:: ROWS

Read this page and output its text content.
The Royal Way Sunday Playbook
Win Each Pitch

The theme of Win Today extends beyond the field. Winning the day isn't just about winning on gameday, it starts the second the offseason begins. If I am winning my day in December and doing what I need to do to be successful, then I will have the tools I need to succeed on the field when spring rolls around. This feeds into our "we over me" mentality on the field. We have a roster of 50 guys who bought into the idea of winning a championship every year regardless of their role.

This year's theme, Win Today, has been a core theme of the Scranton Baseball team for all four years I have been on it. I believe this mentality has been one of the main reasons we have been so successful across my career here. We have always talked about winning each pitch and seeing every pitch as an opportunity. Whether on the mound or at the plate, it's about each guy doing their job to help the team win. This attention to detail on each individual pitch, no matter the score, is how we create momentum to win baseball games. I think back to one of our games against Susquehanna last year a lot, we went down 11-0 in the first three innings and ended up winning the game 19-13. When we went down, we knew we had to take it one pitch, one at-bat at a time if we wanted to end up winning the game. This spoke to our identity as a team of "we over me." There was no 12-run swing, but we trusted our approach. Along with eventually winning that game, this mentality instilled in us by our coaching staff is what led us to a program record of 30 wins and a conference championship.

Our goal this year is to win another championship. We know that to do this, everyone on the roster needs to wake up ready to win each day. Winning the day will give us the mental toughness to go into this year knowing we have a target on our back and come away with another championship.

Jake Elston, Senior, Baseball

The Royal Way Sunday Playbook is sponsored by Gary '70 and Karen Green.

::::

(EXERCISE)
Out of the material above, select every line that holds the string "theme".

(EXERCISE OUTPUT)
The theme of Win Today extends beyond the field. Winning the day isn't just about winning on gameday, it starts the second the offseason begins. If I am winning my day in December and doing what I need to do to be successful, then I will have the tools I need to succeed on the field when spring rolls around. This feeds into our "we over me" mentality on the field. We have a roster of 50 guys who bought into the idea of winning a championship every year regardless of their role.
This year's theme, Win Today, has been a core theme of the Scranton Baseball team for all four years I have been on it. I believe this mentality has been one of the main reasons we have been so successful across my career here. We have always talked about winning each pitch and seeing every pitch as an opportunity. Whether on the mound or at the plate, it's about each guy doing their job to help the team win. This attention to detail on each individual pitch, no matter the score, is how we create momentum to win baseball games. I think back to one of our games against Susquehanna last year a lot, we went down 11-0 in the first three innings and ended up winning the game 19-13. When we went down, we knew we had to take it one pitch, one at-bat at a time if we wanted to end up winning the game. This spoke to our identity as a team of "we over me." There was no 12-run swing, but we trusted our approach. Along with eventually winning that game, this mentality instilled in us by our coaching staff is what led us to a program record of 30 wins and a conference championship.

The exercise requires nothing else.